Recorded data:
## START
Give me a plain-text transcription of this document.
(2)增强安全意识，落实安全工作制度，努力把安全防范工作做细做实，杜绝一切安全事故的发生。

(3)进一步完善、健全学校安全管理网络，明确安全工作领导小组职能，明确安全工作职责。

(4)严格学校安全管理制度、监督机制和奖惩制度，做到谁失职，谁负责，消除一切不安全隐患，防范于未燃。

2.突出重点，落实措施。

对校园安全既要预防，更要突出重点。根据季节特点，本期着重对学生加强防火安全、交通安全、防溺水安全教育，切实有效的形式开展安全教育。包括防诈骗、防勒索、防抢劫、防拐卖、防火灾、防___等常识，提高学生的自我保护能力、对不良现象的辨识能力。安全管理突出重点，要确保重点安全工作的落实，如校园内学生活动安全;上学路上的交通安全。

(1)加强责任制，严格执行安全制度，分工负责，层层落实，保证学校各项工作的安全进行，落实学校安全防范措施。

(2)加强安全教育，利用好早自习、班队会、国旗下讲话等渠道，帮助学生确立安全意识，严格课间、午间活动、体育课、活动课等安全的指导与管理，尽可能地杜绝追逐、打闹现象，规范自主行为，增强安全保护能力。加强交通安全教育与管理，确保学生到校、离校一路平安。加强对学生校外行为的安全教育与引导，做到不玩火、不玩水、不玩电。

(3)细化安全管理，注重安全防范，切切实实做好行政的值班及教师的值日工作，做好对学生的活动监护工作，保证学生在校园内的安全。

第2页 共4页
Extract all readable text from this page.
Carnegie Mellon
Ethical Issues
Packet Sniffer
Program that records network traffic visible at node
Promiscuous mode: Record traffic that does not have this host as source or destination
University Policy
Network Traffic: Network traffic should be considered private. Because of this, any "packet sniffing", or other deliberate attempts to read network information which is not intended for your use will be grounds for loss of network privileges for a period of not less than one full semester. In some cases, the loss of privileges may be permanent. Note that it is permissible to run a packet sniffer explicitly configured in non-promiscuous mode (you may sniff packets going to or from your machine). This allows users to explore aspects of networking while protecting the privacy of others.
## END
**WHAT THE TASK REQUIRES:** Repeat the data above, word for word.

**THE REPLY:**
Give me a plain-text transcription of this document.
(2)增强安全意识，落实安全工作制度，努力把安全防范工作做细做实，杜绝一切安全事故的发生。

(3)进一步完善、健全学校安全管理网络，明确安全工作领导小组职能，明确安全工作职责。

(4)严格学校安全管理制度、监督机制和奖惩制度，做到谁失职，谁负责，消除一切不安全隐患，防范于未燃。

2.突出重点，落实措施。

对校园安全既要预防，更要突出重点。根据季节特点，本期着重对学生加强防火安全、交通安全、防溺水安全教育，切实有效的形式开展安全教育。包括防诈骗、防勒索、防抢劫、防拐卖、防火灾、防___等常识，提高学生的自我保护能力、对不良现象的辨识能力。安全管理突出重点，要确保重点安全工作的落实，如校园内学生活动安全;上学路上的交通安全。

(1)加强责任制，严格执行安全制度，分工负责，层层落实，保证学校各项工作的安全进行，落实学校安全防范措施。

(2)加强安全教育，利用好早自习、班队会、国旗下讲话等渠道，帮助学生确立安全意识，严格课间、午间活动、体育课、活动课等安全的指导与管理，尽可能地杜绝追逐、打闹现象，规范自主行为，增强安全保护能力。加强交通安全教育与管理，确保学生到校、离校一路平安。加强对学生校外行为的安全教育与引导，做到不玩火、不玩水、不玩电。

(3)细化安全管理，注重安全防范，切切实实做好行政的值班及教师的值日工作，做好对学生的活动监护工作，保证学生在校园内的安全。

第2页 共4页
Extract all readable text from this page.
Carnegie Mellon
Ethical Issues
Packet Sniffer
Program that records network traffic visible at node
Promiscuous mode: Record traffic that does not have this host as source or destination
University Policy
Network Traffic: Network traffic should be considered private. Because of this, any "packet sniffing", or other deliberate attempts to read network information which is not intended for your use will be grounds for loss of network privileges for a period of not less than one full semester. In some cases, the loss of privileges may be permanent. Note that it is permissible to run a packet sniffer explicitly configured in non-promiscuous mode (you may sniff packets going to or from your machine). This allows users to explore aspects of networking while protecting the privacy of others.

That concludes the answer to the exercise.